:: ITEMS
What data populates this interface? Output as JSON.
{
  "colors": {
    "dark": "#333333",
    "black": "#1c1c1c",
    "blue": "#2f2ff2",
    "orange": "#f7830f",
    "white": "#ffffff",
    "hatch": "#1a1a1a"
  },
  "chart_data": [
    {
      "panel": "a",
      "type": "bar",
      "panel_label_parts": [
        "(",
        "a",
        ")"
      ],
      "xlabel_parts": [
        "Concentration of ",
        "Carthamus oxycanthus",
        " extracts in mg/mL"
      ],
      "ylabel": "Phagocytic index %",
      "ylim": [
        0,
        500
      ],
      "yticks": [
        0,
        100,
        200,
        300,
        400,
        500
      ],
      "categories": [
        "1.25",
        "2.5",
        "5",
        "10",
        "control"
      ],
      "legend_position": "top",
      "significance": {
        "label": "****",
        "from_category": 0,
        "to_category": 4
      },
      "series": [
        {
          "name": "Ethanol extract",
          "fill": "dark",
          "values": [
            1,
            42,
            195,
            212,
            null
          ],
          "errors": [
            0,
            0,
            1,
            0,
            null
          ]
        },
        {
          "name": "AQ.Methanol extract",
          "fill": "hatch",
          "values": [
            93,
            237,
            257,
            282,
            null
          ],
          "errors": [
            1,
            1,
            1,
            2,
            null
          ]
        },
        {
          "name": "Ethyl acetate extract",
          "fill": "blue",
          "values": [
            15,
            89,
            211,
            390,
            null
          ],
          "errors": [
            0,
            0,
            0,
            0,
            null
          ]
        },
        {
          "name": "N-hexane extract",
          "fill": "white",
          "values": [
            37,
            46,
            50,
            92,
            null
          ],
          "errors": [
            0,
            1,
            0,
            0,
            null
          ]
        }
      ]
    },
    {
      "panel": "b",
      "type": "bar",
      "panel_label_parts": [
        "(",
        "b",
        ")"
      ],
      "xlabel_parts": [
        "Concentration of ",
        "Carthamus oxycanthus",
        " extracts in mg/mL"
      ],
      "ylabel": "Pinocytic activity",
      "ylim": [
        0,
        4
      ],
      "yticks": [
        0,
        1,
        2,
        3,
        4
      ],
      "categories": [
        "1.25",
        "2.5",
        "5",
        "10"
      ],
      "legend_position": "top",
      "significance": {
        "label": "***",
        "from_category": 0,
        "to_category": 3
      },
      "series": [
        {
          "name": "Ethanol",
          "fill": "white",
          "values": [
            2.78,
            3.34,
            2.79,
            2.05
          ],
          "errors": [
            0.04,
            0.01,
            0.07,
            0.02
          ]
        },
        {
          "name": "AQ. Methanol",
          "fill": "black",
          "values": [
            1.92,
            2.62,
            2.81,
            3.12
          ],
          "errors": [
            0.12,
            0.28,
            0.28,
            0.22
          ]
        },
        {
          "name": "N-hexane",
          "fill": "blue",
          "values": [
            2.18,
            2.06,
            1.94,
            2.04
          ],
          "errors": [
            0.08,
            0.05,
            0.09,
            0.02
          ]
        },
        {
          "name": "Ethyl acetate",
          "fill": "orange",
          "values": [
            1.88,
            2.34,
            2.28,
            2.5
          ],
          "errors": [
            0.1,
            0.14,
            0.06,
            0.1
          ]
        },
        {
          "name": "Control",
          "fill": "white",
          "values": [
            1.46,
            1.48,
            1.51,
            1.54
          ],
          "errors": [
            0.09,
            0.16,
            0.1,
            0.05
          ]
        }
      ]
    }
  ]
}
::::
- [AIM OF THE EXERCISE] Transcribe the whole listing exactly.

- [COMPLETED TASK]
What data populates this interface? Output as JSON.
{
  "colors": {
    "dark": "#333333",
    "black": "#1c1c1c",
    "blue": "#2f2ff2",
    "orange": "#f7830f",
    "white": "#ffffff",
    "hatch": "#1a1a1a"
  },
  "chart_data": [
    {
      "panel": "a",
      "type": "bar",
      "panel_label_parts": [
        "(",
        "a",
        ")"
      ],
      "xlabel_parts": [
        "Concentration of ",
        "Carthamus oxycanthus",
        " extracts in mg/mL"
      ],
      "ylabel": "Phagocytic index %",
      "ylim": [
        0,
        500
      ],
      "yticks": [
        0,
        100,
        200,
        300,
        400,
        500
      ],
      "categories": [
        "1.25",
        "2.5",
        "5",
        "10",
        "control"
      ],
      "legend_position": "top",
      "significance": {
        "label": "****",
        "from_category": 0,
        "to_category": 4
      },
      "series": [
        {
          "name": "Ethanol extract",
          "fill": "dark",
          "values": [
            1,
            42,
            195,
            212,
            null
          ],
          "errors": [
            0,
            0,
            1,
            0,
            null
          ]
        },
        {
          "name": "AQ.Methanol extract",
          "fill": "hatch",
          "values": [
            93,
            237,
            257,
            282,
            null
          ],
          "errors": [
            1,
            1,
            1,
            2,
            null
          ]
        },
        {
          "name": "Ethyl acetate extract",
          "fill": "blue",
          "values": [
            15,
            89,
            211,
            390,
            null
          ],
          "errors": [
            0,
            0,
            0,
            0,
            null
          ]
        },
        {
          "name": "N-hexane extract",
          "fill": "white",
          "values": [
            37,
            46,
            50,
            92,
            null
          ],
          "errors": [
            0,
            1,
            0,
            0,
            null
          ]
        }
      ]
    },
    {
      "panel": "b",
      "type": "bar",
      "panel_label_parts": [
        "(",
        "b",
        ")"
      ],
      "xlabel_parts": [
        "Concentration of ",
        "Carthamus oxycanthus",
        " extracts in mg/mL"
      ],
      "ylabel": "Pinocytic activity",
      "ylim": [
        0,
        4
      ],
      "yticks": [
        0,
        1,
        2,
        3,
        4
      ],
      "categories": [
        "1.25",
        "2.5",
        "5",
        "10"
      ],
      "legend_position": "top",
      "significance": {
        "label": "***",
        "from_category": 0,
        "to_category": 3
      },
      "series": [
        {
          "name": "Ethanol",
          "fill": "white",
          "values": [
            2.78,
            3.34,
            2.79,
            2.05
          ],
          "errors": [
            0.04,
            0.01,
            0.07,
            0.02
          ]
        },
        {
          "name": "AQ. Methanol",
          "fill": "black",
          "values": [
            1.92,
            2.62,
            2.81,
            3.12
          ],
          "errors": [
            0.12,
            0.28,
            0.28,
            0.22
          ]
        },
        {
          "name": "N-hexane",
          "fill": "blue",
          "values": [
            2.18,
            2.06,
            1.94,
            2.04
          ],
          "errors": [
            0.08,
            0.05,
            0.09,
            0.02
          ]
        },
        {
          "name": "Ethyl acetate",
          "fill": "orange",
          "values": [
            1.88,
            2.34,
            2.28,
            2.5
          ],
          "errors": [
            0.1,
            0.14,
            0.06,
            0.1
          ]
        },
        {
          "name": "Control",
          "fill": "white",
          "values": [
            1.46,
            1.48,
            1.51,
            1.54
          ],
          "errors": [
            0.09,
            0.16,
            0.1,
            0.05
          ]
        }
      ]
    }
  ]
}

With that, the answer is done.